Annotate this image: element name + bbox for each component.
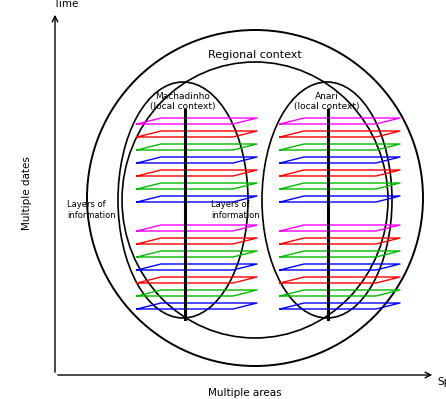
Text: Anari
(local context): Anari (local context) (294, 92, 360, 111)
Text: Regional context: Regional context (208, 50, 302, 60)
Text: Layers of
information: Layers of information (211, 200, 260, 220)
Text: Multiple areas: Multiple areas (208, 388, 282, 398)
Text: Machadinho
(local context): Machadinho (local context) (150, 92, 216, 111)
Text: Layers of
information: Layers of information (67, 200, 116, 220)
Text: Time: Time (53, 0, 78, 9)
Text: Space: Space (437, 377, 446, 387)
Text: Multiple dates: Multiple dates (22, 156, 32, 231)
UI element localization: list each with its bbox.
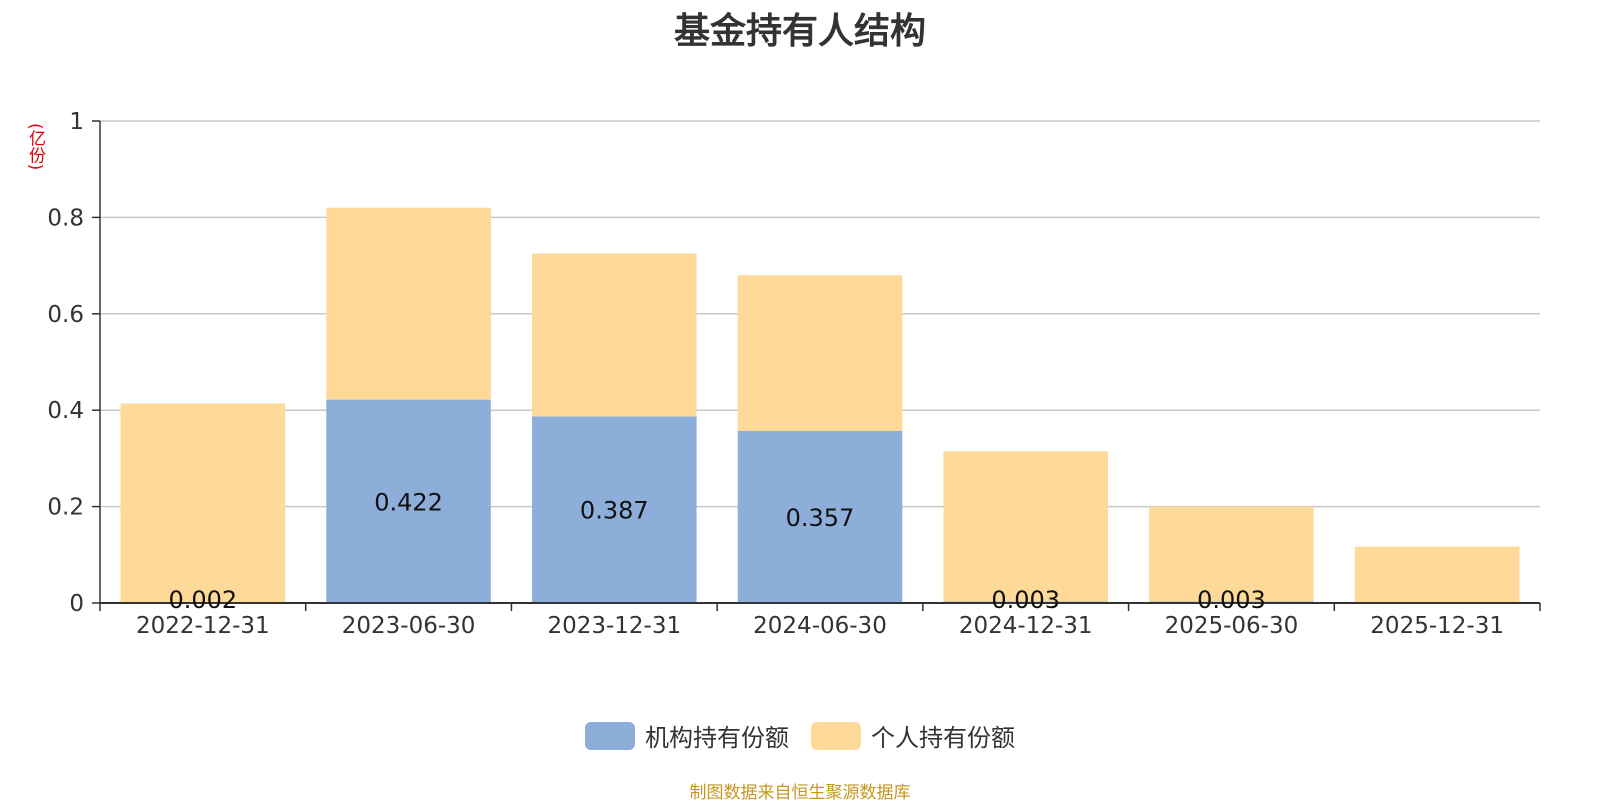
y-tick-label: 0.6 (47, 302, 84, 328)
data-labels: 0.002 0.422 0.387 0.357 0.003 0.003 (168, 488, 1265, 614)
bar-individual (326, 207, 491, 400)
data-label: 0.003 (991, 586, 1060, 614)
legend-label-institutional: 机构持有份额 (645, 724, 789, 752)
bar-individual (1354, 546, 1520, 603)
bar-individual (120, 403, 286, 603)
bar-institutional (737, 430, 903, 603)
axes: 0 0.2 0.4 0.6 0.8 1 2022-12-31 2023-06-30 2023-1… (47, 109, 1541, 639)
bars (120, 207, 1520, 603)
x-tick-label: 2023-06-30 (342, 613, 476, 639)
bar-individual (532, 253, 697, 417)
legend-swatch-institutional (585, 721, 635, 750)
x-tick-label: 2025-06-30 (1165, 613, 1299, 639)
legend-item-institutional[interactable]: 机构持有份额 (585, 718, 789, 753)
bar-individual (737, 275, 903, 431)
legend-label-individual: 个人持有份额 (871, 724, 1015, 752)
x-tick-label: 2024-12-31 (959, 613, 1093, 639)
data-label: 0.003 (1197, 586, 1266, 614)
bar-institutional (326, 399, 491, 603)
chart-title: 基金持有人结构 (673, 11, 926, 52)
bar-individual (943, 451, 1108, 602)
bar-institutional (532, 416, 697, 603)
x-tick-label: 2024-06-30 (753, 613, 887, 639)
x-tick-label: 2022-12-31 (136, 613, 270, 639)
x-tick-label: 2025-12-31 (1370, 613, 1504, 639)
y-tick-label: 1 (69, 109, 84, 135)
y-tick-label: 0.4 (47, 398, 84, 424)
data-label: 0.422 (374, 488, 443, 516)
legend-swatch-individual (811, 721, 861, 750)
y-tick-label: 0.8 (47, 205, 84, 231)
data-label: 0.387 (580, 497, 649, 525)
data-label: 0.357 (786, 504, 855, 532)
y-axis-unit: (亿份) (25, 123, 45, 171)
y-tick-label: 0 (69, 591, 84, 617)
legend: 机构持有份额 个人持有份额 (0, 718, 1600, 753)
data-label: 0.002 (168, 586, 237, 614)
bar-individual (1149, 506, 1314, 602)
y-tick-label: 0.2 (47, 495, 84, 521)
source-note: 制图数据来自恒生聚源数据库 (689, 783, 911, 803)
legend-item-individual[interactable]: 个人持有份额 (811, 718, 1015, 753)
x-tick-label: 2023-12-31 (547, 613, 681, 639)
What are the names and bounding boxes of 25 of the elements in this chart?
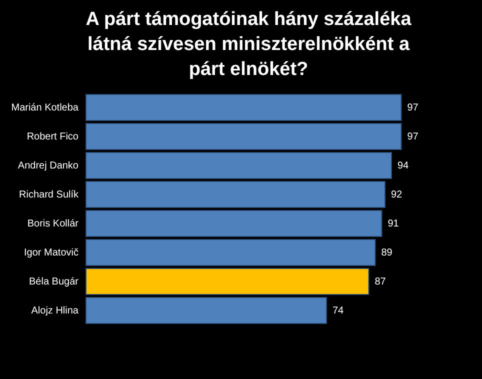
y-tick-label: Béla Bugár [29, 276, 80, 288]
data-label: 89 [381, 248, 393, 258]
bar [86, 180, 386, 208]
y-tick-label: Boris Kollár [27, 218, 80, 230]
y-tick-label: Marián Kotleba [11, 102, 79, 114]
bar [86, 268, 370, 296]
data-label: 97 [407, 132, 419, 142]
data-label: 87 [374, 276, 386, 288]
data-label: 97 [407, 102, 419, 114]
bar [86, 94, 402, 122]
data-label: 74 [332, 306, 344, 316]
data-label: 92 [391, 190, 403, 200]
data-label: 91 [388, 218, 400, 230]
bar [86, 238, 376, 266]
bar [86, 122, 402, 150]
y-tick-label: Robert Fico [26, 132, 79, 142]
bar [86, 152, 392, 180]
y-tick-label: Richard Sulík [19, 190, 80, 200]
y-tick-label: Igor Matovič [24, 248, 78, 258]
chart-title: A párt támogatóinak hány százaléka látná szívesen miniszterelnökként a párt elnökét? [86, 9, 412, 80]
data-label: 94 [398, 160, 410, 172]
bar [86, 210, 382, 238]
bar [86, 296, 327, 324]
y-tick-label: Andrej Danko [18, 160, 79, 172]
y-tick-label: Alojz Hlina [31, 306, 79, 316]
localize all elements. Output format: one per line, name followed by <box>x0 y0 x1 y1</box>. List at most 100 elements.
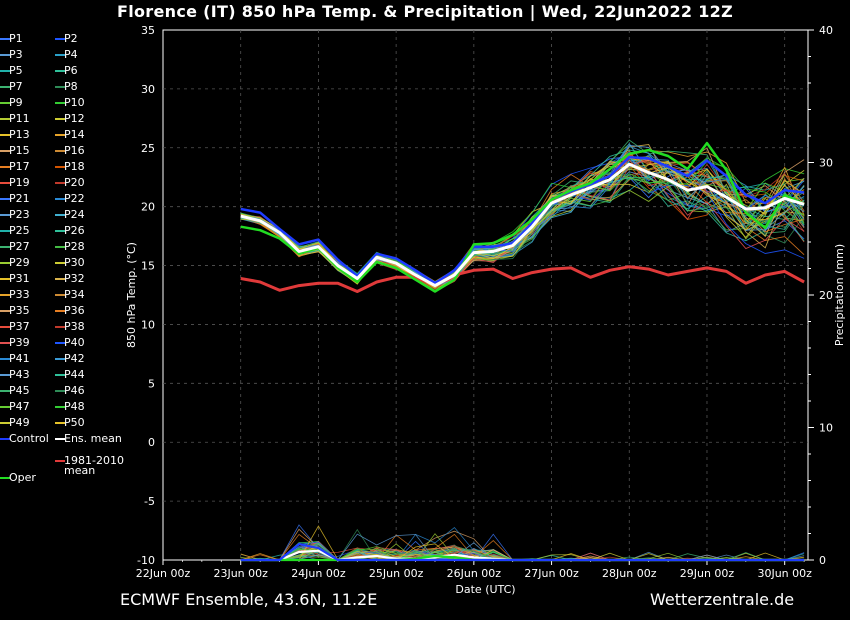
legend-swatch <box>0 310 10 312</box>
legend-label: P1 <box>9 32 23 45</box>
legend-label: P36 <box>64 304 85 317</box>
legend-swatch <box>0 86 10 88</box>
legend-label: P11 <box>9 112 30 125</box>
legend-swatch <box>0 477 10 479</box>
site-credit: Wetterzentrale.de <box>650 590 795 609</box>
series-line-ens-mean <box>240 162 805 288</box>
y-tick-label: -5 <box>144 495 155 508</box>
x-tick-label: 28Jun 00z <box>602 567 657 580</box>
legend-label: P12 <box>64 112 85 125</box>
legend-swatch <box>0 134 10 136</box>
y-tick-label: 5 <box>148 377 155 390</box>
legend-label: P50 <box>64 416 85 429</box>
x-tick-label: 30Jun 00z <box>757 567 812 580</box>
legend-swatch <box>55 294 65 296</box>
legend-swatch <box>55 54 65 56</box>
legend-clim-mean-line2: mean <box>64 464 96 477</box>
y2-tick-label: 10 <box>819 422 833 435</box>
legend-swatch <box>0 230 10 232</box>
legend-label: P37 <box>9 320 30 333</box>
legend-swatch <box>55 358 65 360</box>
y2-tick-label: 20 <box>819 289 833 302</box>
legend-swatch <box>55 278 65 280</box>
legend-swatch <box>0 294 10 296</box>
y2-tick-label: 40 <box>819 24 833 37</box>
legend-label: P46 <box>64 384 85 397</box>
legend-swatch <box>55 262 65 264</box>
legend-swatch <box>0 198 10 200</box>
y-tick-label: 0 <box>148 436 155 449</box>
legend-swatch <box>55 150 65 152</box>
legend-label: P42 <box>64 352 85 365</box>
legend-swatch <box>55 246 65 248</box>
legend-label: P48 <box>64 400 85 413</box>
x-tick-label: 22Jun 00z <box>136 567 191 580</box>
legend-label: P38 <box>64 320 85 333</box>
legend-label: P9 <box>9 96 23 109</box>
legend-label: P32 <box>64 272 85 285</box>
legend-label: P35 <box>9 304 30 317</box>
legend-label: P30 <box>64 256 85 269</box>
legend-label: P44 <box>64 368 85 381</box>
legend-swatch <box>0 262 10 264</box>
legend-label: Control <box>9 432 49 445</box>
legend-label: P17 <box>9 160 30 173</box>
legend-label: P15 <box>9 144 30 157</box>
legend-label: P10 <box>64 96 85 109</box>
series-line-oper <box>240 141 805 293</box>
legend-swatch <box>55 374 65 376</box>
y2-axis-label: Precipitation (mm) <box>833 244 846 346</box>
legend-swatch <box>0 246 10 248</box>
legend-swatch <box>0 390 10 392</box>
legend-swatch <box>55 166 65 168</box>
y-tick-label: 20 <box>141 201 155 214</box>
legend-label: P31 <box>9 272 30 285</box>
legend-label: 1981-2010 <box>64 454 124 467</box>
series-line-control <box>240 155 805 285</box>
legend-swatch <box>55 438 65 440</box>
y-tick-label: 35 <box>141 24 155 37</box>
y-tick-label: 10 <box>141 318 155 331</box>
chart-legend: P1 P2 P3 P4 P5 P6 P7 P8 P9 P10 P11 P12 P13 P14 P15 P16 P… <box>0 32 135 484</box>
model-info: ECMWF Ensemble, 43.6N, 11.2E <box>120 590 378 609</box>
legend-label: P47 <box>9 400 30 413</box>
legend-swatch <box>55 70 65 72</box>
legend-label: P7 <box>9 80 23 93</box>
y-tick-label: 30 <box>141 83 155 96</box>
legend-label: P28 <box>64 240 85 253</box>
legend-swatch <box>55 326 65 328</box>
legend-label: P2 <box>64 32 78 45</box>
legend-swatch <box>0 102 10 104</box>
legend-swatch <box>55 182 65 184</box>
legend-label: P4 <box>64 48 78 61</box>
x-tick-label: 27Jun 00z <box>524 567 579 580</box>
legend-label: P43 <box>9 368 30 381</box>
x-tick-label: 29Jun 00z <box>680 567 735 580</box>
legend-label: P16 <box>64 144 85 157</box>
legend-swatch <box>55 342 65 344</box>
series-line-1981-2010-mean <box>240 265 805 293</box>
legend-swatch <box>0 438 10 440</box>
legend-label: P6 <box>64 64 78 77</box>
plot-frame <box>162 29 809 561</box>
legend-swatch <box>55 198 65 200</box>
legend-swatch <box>55 38 65 40</box>
legend-swatch <box>0 118 10 120</box>
legend-swatch <box>55 230 65 232</box>
legend-label: P14 <box>64 128 85 141</box>
legend-swatch <box>0 38 10 40</box>
legend-swatch <box>55 86 65 88</box>
legend-label: P24 <box>64 208 85 221</box>
legend-label: P34 <box>64 288 85 301</box>
legend-swatch <box>55 422 65 424</box>
legend-swatch <box>0 54 10 56</box>
legend-label: P23 <box>9 208 30 221</box>
legend-swatch <box>0 278 10 280</box>
legend-label: Ens. mean <box>64 432 122 445</box>
x-tick-label: 25Jun 00z <box>369 567 424 580</box>
legend-swatch <box>0 214 10 216</box>
page-title: Florence (IT) 850 hPa Temp. & Precipitat… <box>117 2 733 21</box>
legend-swatch <box>0 182 10 184</box>
precip-line-control <box>240 542 805 562</box>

● **EXERCISE PROMPT**:
Render everything in the records from the line containing "y-tick-label: Béla Bugár [29, 276, 80, 288]" down to the line containing "localize all elements." as a Markdown table with two columns, Row and Line. Number each row and leave out any blank lines.

● **RESULT OF THE EXERCISE**:
| Row | Line |
|---|---|
| 1 | y-tick-label: Béla Bugár [29, 276, 80, 288] |
| 2 | data-label: 89 [381, 248, 393, 258] |
| 3 | bar [86, 180, 386, 208] |
| 4 | y-tick-label: Boris Kollár [27, 218, 80, 230] |
| 5 | y-tick-label: Marián Kotleba [11, 102, 79, 114] |
| 6 | bar [86, 268, 370, 296] |
| 7 | data-label: 97 [407, 132, 419, 142] |
| 8 | data-label: 87 [374, 276, 386, 288] |
| 9 | data-label: 97 [407, 102, 419, 114] |
| 10 | bar [86, 94, 402, 122] |
| 11 | data-label: 74 [332, 306, 344, 316] |
| 12 | data-label: 92 [391, 190, 403, 200] |
| 13 | data-label: 91 [388, 218, 400, 230] |
| 14 | bar [86, 238, 376, 266] |
| 15 | bar [86, 122, 402, 150] |
| 16 | y-tick-label: Robert Fico [26, 132, 79, 142] |
| 17 | bar [86, 152, 392, 180] |
| 18 | y-tick-label: Richard Sulík [19, 190, 80, 200] |
| 19 | y-tick-label: Igor Matovič [24, 248, 78, 258] |
| 20 | chart-title: A párt támogatóinak hány százaléka látná szívesen miniszterelnökként a párt elnökét? [86, 9, 412, 80] |
| 21 | data-label: 94 [398, 160, 410, 172] |
| 22 | bar [86, 210, 382, 238] |
| 23 | bar [86, 296, 327, 324] |
| 24 | y-tick-label: Andrej Danko [18, 160, 79, 172] |
| 25 | y-tick-label: Alojz Hlina [31, 306, 79, 316] |
| 26 | localize all elements. Output format: one per line, name followed by <box>x0 y0 x1 y1</box>. List at most 100 elements. |